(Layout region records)
= = =
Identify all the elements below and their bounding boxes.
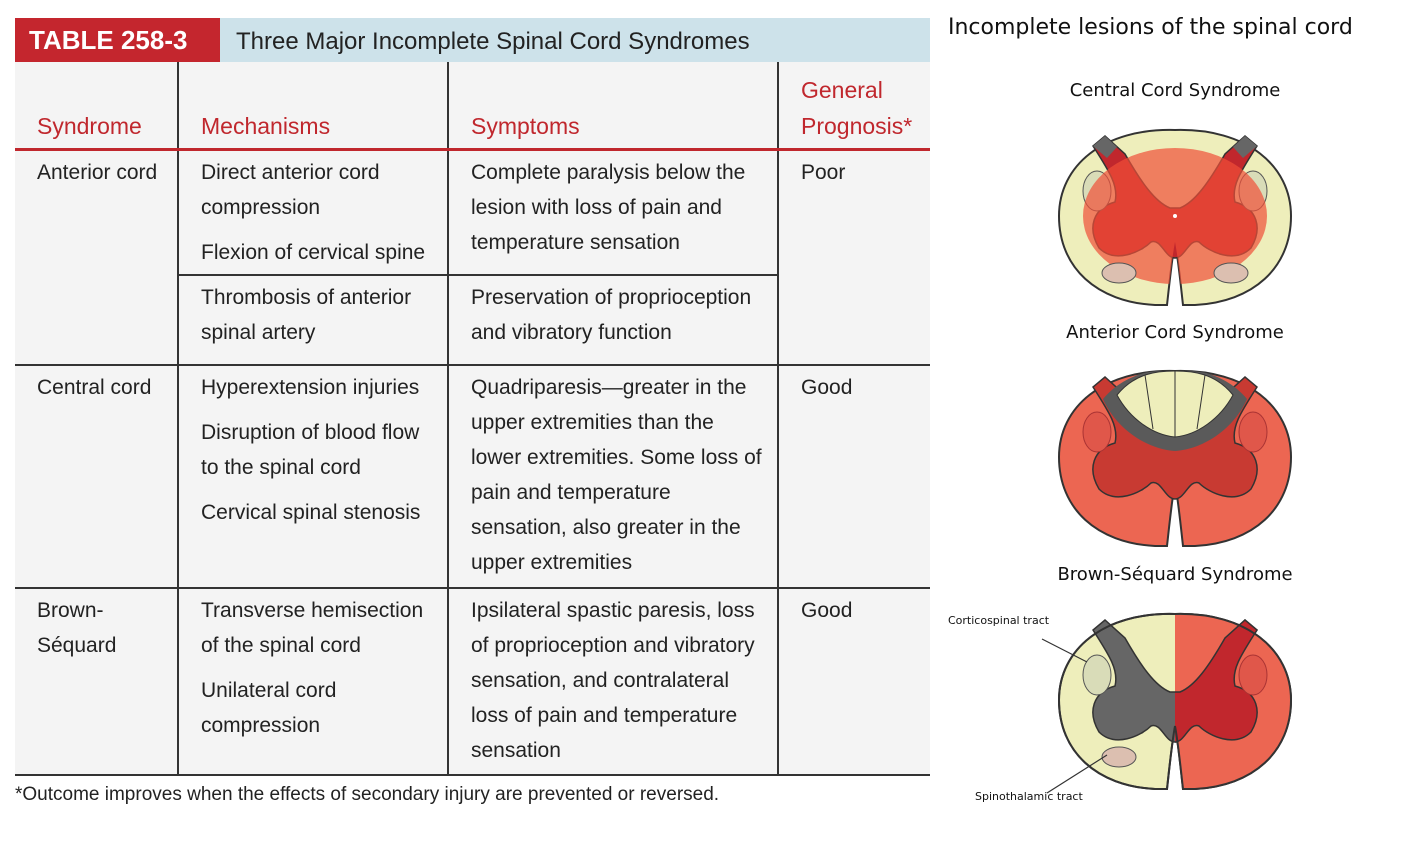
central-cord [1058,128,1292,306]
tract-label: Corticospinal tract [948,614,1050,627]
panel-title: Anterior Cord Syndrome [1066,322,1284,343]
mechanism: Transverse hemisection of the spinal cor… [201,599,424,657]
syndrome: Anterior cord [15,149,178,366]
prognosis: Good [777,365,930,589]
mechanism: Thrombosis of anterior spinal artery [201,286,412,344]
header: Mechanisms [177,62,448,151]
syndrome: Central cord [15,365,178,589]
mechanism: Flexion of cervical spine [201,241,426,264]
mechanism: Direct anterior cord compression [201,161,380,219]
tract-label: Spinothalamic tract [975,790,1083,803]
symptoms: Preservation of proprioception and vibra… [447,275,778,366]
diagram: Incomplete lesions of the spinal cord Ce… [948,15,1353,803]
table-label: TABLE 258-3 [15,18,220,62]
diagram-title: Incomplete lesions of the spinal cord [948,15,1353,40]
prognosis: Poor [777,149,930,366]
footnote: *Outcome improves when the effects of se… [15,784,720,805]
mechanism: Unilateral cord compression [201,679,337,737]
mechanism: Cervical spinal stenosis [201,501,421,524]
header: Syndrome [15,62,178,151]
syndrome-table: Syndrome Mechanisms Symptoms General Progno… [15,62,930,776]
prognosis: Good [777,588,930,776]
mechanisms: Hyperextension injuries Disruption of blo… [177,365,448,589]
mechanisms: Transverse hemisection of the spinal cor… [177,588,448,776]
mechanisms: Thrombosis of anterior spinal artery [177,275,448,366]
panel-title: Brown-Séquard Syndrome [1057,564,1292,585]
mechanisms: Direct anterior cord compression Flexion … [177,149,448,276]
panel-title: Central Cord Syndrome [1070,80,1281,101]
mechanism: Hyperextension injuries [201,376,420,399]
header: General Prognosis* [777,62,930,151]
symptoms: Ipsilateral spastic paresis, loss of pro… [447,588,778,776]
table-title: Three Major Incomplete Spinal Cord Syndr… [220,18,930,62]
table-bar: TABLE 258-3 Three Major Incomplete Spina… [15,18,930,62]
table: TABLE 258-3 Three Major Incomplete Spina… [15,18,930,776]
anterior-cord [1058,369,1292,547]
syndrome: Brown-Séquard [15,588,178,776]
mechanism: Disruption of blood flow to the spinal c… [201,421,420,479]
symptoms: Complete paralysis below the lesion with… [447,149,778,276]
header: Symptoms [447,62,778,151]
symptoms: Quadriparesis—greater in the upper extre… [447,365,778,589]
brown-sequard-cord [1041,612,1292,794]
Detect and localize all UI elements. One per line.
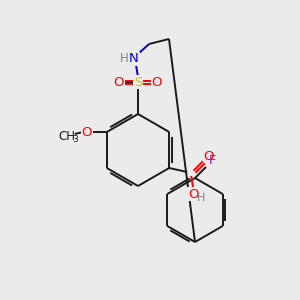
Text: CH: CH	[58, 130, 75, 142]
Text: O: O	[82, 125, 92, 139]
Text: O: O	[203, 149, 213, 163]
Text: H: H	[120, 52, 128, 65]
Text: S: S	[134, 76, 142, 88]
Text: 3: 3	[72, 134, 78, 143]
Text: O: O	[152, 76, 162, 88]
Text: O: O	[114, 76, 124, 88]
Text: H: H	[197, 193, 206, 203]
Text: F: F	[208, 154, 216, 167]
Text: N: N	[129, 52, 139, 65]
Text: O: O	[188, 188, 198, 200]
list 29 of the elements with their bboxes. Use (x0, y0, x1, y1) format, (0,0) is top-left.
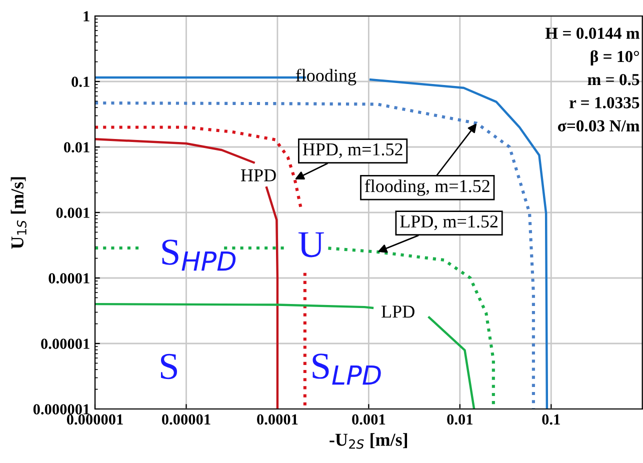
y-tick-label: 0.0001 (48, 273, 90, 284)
= = =
- **EXERCISE REQUIREMENTS**
Write out the lines of the entries from the line containing "130, 75, 142]" up to and including the line containing "188, 198, 200]".

- **EXERCISE OUTPUT**
Text: CH: CH	[58, 130, 75, 142]
Text: O: O	[82, 125, 92, 139]
Text: O: O	[203, 149, 213, 163]
Text: H: H	[120, 52, 128, 65]
Text: S: S	[134, 76, 142, 88]
Text: 3: 3	[72, 134, 78, 143]
Text: O: O	[152, 76, 162, 88]
Text: O: O	[114, 76, 124, 88]
Text: H: H	[197, 193, 206, 203]
Text: F: F	[208, 154, 216, 167]
Text: N: N	[129, 52, 139, 65]
Text: O: O	[188, 188, 198, 200]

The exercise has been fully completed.